*Task prompt*:
Arrange the records below as a JSON list of strings, one string per line, covering everything from the first line of the records through the line containing "quota-treasury: 40 <box>297 301 305 309</box>", inclusive, and leave out any blank lines.
------------------------------
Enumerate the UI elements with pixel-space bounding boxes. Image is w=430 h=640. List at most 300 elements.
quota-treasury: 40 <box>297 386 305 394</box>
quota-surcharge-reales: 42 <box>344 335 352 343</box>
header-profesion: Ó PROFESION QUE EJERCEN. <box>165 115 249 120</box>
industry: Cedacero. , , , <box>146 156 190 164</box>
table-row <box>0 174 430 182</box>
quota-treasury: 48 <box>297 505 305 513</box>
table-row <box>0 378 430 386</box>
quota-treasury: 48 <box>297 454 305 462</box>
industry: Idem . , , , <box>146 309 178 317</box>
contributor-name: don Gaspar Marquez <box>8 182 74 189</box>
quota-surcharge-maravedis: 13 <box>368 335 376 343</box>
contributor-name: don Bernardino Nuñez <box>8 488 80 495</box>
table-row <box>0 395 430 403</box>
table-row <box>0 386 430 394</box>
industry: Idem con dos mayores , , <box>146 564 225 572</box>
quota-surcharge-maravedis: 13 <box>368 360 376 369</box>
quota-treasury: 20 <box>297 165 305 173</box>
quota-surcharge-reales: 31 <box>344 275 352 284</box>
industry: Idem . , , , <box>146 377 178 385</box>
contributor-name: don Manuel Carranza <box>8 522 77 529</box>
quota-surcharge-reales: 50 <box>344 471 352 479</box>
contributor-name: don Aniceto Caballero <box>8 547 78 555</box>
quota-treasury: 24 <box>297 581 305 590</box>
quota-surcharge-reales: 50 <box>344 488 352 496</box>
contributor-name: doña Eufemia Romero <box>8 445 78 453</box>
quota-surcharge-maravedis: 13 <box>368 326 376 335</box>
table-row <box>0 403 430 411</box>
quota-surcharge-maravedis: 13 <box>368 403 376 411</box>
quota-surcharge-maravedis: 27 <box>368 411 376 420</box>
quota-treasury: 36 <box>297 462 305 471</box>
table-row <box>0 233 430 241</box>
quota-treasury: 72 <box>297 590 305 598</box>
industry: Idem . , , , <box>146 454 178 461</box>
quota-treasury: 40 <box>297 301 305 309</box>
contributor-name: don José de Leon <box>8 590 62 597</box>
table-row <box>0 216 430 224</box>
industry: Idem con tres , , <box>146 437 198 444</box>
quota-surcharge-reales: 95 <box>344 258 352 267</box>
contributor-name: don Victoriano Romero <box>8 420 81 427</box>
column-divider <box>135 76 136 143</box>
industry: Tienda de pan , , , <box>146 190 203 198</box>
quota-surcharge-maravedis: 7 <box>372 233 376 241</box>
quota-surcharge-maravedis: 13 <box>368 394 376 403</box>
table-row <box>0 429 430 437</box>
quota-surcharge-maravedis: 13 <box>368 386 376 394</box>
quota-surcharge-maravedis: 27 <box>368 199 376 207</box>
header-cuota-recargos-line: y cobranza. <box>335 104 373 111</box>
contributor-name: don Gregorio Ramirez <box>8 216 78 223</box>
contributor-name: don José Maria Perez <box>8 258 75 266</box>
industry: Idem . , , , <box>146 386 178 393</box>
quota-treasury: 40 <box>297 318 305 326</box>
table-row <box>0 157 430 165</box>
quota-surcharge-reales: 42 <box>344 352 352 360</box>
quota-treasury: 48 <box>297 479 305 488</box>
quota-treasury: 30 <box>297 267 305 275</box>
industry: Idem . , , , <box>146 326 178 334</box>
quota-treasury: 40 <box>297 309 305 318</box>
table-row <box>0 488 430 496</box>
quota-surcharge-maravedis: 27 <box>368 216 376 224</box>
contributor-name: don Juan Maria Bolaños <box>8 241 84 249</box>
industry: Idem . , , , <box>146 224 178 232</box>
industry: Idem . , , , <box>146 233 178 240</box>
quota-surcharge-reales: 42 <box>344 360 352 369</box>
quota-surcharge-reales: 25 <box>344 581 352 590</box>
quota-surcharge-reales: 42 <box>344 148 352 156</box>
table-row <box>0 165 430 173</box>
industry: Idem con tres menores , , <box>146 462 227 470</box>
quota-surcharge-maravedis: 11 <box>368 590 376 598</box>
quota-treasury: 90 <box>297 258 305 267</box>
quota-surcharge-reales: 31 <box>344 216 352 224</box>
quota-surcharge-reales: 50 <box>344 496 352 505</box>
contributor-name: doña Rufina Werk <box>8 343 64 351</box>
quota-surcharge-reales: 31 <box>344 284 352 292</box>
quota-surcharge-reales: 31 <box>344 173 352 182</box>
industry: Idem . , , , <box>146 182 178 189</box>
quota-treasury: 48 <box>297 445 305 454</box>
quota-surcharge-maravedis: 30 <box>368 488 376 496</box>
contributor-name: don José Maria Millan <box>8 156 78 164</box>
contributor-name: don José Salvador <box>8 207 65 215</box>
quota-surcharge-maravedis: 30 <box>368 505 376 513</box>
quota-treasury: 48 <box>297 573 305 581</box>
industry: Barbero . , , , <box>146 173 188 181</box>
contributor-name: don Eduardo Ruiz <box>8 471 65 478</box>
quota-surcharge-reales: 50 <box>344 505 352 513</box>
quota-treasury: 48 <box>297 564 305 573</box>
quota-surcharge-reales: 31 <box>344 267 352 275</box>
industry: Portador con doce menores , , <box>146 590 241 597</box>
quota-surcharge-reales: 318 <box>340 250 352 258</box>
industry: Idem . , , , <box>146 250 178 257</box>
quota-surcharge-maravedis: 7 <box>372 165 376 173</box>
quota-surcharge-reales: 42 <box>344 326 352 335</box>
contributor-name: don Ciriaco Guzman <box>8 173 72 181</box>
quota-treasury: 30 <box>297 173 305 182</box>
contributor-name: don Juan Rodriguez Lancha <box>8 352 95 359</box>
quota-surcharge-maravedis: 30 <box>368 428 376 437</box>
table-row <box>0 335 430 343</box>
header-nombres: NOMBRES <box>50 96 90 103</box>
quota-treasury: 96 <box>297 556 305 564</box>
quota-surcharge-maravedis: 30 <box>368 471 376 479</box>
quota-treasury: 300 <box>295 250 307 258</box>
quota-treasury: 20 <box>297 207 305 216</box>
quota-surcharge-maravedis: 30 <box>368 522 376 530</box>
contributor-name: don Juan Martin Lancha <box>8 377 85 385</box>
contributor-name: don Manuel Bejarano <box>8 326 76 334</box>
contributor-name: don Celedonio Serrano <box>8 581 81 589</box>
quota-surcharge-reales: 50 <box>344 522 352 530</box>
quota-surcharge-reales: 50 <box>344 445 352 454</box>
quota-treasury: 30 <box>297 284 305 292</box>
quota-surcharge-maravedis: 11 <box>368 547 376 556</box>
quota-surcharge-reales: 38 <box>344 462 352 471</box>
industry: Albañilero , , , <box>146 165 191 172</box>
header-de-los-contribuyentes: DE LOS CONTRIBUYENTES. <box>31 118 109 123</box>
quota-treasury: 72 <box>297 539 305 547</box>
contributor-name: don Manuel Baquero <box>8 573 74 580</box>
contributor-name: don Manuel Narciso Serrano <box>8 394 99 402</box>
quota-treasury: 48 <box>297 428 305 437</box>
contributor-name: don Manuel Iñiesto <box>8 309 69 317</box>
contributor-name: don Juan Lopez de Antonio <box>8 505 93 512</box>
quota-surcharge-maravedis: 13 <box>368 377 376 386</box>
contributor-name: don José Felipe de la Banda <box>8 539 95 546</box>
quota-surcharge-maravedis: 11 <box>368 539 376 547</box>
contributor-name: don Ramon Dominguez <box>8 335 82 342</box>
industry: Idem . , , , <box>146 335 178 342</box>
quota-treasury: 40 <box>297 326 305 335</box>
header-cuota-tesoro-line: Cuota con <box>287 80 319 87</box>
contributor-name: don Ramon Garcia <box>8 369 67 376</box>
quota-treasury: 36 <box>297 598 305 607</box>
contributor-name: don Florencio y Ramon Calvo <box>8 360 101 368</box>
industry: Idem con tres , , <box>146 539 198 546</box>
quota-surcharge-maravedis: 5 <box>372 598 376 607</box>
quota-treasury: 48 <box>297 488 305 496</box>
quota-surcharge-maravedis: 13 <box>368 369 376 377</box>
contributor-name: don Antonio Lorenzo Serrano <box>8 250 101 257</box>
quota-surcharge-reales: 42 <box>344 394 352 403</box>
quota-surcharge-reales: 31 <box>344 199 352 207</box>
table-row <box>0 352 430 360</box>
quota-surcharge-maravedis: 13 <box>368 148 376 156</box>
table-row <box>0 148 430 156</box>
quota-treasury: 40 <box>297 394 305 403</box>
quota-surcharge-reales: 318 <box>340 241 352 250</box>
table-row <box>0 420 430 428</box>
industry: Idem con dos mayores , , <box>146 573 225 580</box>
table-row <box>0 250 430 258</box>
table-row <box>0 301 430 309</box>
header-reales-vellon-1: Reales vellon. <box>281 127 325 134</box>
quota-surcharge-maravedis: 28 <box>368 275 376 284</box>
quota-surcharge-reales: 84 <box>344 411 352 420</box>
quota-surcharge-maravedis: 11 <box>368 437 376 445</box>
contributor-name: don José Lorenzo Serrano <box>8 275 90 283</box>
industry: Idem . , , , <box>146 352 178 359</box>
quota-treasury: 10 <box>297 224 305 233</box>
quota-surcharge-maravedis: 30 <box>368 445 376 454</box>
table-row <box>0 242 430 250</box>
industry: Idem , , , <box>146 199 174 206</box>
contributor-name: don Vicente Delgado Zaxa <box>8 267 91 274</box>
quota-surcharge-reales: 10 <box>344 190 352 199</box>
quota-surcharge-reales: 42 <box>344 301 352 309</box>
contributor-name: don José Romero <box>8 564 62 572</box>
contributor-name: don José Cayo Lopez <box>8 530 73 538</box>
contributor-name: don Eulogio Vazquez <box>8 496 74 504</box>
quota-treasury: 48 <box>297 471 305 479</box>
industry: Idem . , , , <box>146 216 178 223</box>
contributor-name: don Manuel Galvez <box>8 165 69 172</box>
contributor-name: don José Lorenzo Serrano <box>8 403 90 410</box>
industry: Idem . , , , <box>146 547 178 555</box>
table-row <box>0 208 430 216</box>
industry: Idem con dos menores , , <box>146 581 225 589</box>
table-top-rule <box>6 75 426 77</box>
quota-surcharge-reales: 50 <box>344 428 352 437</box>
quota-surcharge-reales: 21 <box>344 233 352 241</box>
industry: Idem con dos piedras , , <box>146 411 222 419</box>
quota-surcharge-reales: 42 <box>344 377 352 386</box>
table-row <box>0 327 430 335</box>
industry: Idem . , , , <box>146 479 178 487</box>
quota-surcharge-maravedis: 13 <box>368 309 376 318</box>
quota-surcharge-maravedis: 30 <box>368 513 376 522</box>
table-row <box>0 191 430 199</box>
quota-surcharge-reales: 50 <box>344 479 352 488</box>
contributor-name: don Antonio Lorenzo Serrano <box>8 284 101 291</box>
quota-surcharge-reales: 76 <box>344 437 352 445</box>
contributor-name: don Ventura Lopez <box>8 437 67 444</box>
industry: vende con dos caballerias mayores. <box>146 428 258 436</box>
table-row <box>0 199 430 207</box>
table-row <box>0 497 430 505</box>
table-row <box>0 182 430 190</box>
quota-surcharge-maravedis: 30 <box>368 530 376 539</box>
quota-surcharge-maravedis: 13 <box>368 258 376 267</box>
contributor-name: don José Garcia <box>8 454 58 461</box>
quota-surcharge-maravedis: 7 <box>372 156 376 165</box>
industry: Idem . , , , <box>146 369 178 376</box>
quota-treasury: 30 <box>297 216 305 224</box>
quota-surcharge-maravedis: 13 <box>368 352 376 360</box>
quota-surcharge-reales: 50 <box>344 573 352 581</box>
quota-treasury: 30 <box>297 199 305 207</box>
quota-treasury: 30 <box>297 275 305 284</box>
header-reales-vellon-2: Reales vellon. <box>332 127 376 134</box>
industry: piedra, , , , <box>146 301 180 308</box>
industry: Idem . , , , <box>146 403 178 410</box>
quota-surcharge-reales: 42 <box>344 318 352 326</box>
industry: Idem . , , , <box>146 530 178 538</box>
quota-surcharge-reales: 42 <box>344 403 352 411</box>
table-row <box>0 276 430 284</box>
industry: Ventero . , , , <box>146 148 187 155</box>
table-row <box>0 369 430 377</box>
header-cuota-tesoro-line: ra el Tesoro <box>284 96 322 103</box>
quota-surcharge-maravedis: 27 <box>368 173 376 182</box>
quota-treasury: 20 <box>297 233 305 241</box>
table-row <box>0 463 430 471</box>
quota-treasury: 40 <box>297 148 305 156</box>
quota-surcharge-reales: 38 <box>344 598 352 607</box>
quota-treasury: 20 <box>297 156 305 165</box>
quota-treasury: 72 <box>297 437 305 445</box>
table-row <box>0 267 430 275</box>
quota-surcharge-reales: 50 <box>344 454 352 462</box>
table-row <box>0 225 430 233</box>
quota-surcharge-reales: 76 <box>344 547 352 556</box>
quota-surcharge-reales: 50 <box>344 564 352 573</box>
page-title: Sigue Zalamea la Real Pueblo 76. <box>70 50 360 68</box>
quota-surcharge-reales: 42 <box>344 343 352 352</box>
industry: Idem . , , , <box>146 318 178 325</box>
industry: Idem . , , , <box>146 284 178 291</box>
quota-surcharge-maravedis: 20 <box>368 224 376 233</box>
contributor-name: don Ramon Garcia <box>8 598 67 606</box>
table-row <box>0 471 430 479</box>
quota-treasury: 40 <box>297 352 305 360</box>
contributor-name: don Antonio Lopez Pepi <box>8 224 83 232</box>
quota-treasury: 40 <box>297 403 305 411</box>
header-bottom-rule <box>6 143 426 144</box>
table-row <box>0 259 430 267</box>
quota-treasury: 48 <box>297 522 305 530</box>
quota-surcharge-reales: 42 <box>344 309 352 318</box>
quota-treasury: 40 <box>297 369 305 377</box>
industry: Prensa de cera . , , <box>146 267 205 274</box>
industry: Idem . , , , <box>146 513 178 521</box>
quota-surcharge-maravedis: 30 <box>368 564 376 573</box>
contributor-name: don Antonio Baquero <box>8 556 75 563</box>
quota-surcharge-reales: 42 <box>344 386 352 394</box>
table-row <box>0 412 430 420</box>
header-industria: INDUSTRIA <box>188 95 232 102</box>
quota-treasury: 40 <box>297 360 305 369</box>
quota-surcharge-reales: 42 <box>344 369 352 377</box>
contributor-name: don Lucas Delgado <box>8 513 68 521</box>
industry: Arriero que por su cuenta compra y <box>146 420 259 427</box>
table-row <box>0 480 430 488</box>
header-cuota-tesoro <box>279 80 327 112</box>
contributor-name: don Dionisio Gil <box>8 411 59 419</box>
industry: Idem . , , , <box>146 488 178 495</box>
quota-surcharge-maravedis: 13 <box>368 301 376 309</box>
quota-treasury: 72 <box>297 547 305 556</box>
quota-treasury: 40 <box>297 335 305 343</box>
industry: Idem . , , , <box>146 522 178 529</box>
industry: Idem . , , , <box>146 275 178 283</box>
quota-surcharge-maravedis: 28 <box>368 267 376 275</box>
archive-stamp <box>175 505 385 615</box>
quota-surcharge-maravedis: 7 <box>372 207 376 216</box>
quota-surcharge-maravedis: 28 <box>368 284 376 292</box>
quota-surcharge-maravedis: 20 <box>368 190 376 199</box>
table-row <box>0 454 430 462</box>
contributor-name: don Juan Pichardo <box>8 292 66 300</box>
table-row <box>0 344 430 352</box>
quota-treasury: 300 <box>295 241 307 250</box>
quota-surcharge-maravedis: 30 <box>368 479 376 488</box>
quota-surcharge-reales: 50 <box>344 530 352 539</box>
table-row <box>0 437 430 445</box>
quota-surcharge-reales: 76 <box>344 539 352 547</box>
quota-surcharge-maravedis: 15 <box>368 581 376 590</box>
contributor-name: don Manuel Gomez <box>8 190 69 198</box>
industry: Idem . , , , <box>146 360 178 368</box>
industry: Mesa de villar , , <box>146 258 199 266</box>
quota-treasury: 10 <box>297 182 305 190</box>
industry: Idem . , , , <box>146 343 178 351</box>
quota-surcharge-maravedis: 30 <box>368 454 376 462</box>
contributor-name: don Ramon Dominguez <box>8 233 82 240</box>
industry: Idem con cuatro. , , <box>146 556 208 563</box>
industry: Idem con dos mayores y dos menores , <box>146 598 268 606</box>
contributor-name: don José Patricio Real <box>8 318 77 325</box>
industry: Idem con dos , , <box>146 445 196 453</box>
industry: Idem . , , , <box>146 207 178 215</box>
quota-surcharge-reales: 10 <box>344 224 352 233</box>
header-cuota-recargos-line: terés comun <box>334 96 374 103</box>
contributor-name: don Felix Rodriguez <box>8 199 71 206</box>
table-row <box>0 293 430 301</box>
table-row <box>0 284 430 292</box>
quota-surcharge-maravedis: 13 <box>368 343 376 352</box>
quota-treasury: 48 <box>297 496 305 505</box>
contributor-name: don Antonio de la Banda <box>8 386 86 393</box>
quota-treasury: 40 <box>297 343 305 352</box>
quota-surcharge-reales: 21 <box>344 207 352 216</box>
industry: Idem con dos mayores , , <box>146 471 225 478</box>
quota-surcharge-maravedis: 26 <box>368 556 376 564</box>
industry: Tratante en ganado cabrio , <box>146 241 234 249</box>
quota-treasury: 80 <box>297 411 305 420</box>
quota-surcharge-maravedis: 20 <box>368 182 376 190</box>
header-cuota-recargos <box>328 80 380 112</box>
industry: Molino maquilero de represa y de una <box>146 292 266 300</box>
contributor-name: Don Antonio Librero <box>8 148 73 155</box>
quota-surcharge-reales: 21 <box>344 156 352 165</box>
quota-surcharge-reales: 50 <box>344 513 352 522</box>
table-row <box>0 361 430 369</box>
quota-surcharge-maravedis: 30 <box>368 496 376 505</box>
------------------------------
*Answer to this problem*:
[
  "Enumerate the UI elements with pixel-space bounding boxes. Image is w=430 h=640. List at most 300 elements.",
  "quota-treasury: 40 <box>297 386 305 394</box>",
  "quota-surcharge-reales: 42 <box>344 335 352 343</box>",
  "header-profesion: Ó PROFESION QUE EJERCEN. <box>165 115 249 120</box>",
  "industry: Cedacero. , , , <box>146 156 190 164</box>",
  "table-row <box>0 174 430 182</box>",
  "quota-treasury: 48 <box>297 505 305 513</box>",
  "table-row <box>0 378 430 386</box>",
  "quota-treasury: 48 <box>297 454 305 462</box>",
  "industry: Idem . , , , <box>146 309 178 317</box>",
  "contributor-name: don Gaspar Marquez <box>8 182 74 189</box>",
  "quota-surcharge-maravedis: 13 <box>368 335 376 343</box>",
  "contributor-name: don Bernardino Nuñez <box>8 488 80 495</box>",
  "table-row <box>0 395 430 403</box>",
  "table-row <box>0 386 430 394</box>",
  "industry: Idem con dos mayores , , <box>146 564 225 572</box>",
  "quota-surcharge-maravedis: 13 <box>368 360 376 369</box>",
  "quota-treasury: 20 <box>297 165 305 173</box>",
  "quota-surcharge-reales: 31 <box>344 275 352 284</box>",
  "industry: Idem . , , , <box>146 377 178 385</box>",
  "contributor-name: don Manuel Carranza <box>8 522 77 529</box>",
  "quota-surcharge-reales: 50 <box>344 471 352 479</box>",
  "contributor-name: don Aniceto Caballero <box>8 547 78 555</box>",
  "quota-treasury: 24 <box>297 581 305 590</box>",
  "quota-surcharge-reales: 50 <box>344 488 352 496</box>",
  "contributor-name: doña Eufemia Romero <box>8 445 78 453</box>",
  "quota-surcharge-maravedis: 13 <box>368 326 376 335</box>",
  "table-row <box>0 403 430 411</box>",
  "quota-surcharge-maravedis: 13 <box>368 403 376 411</box>",
  "quota-surcharge-maravedis: 27 <box>368 411 376 420</box>",
  "quota-treasury: 36 <box>297 462 305 471</box>",
  "table-row <box>0 233 430 241</box>",
  "quota-treasury: 72 <box>297 590 305 598</box>",
  "industry: Idem . , , , <box>146 454 178 461</box>",
  "quota-treasury: 40 <box>297 301 305 309</box>"
]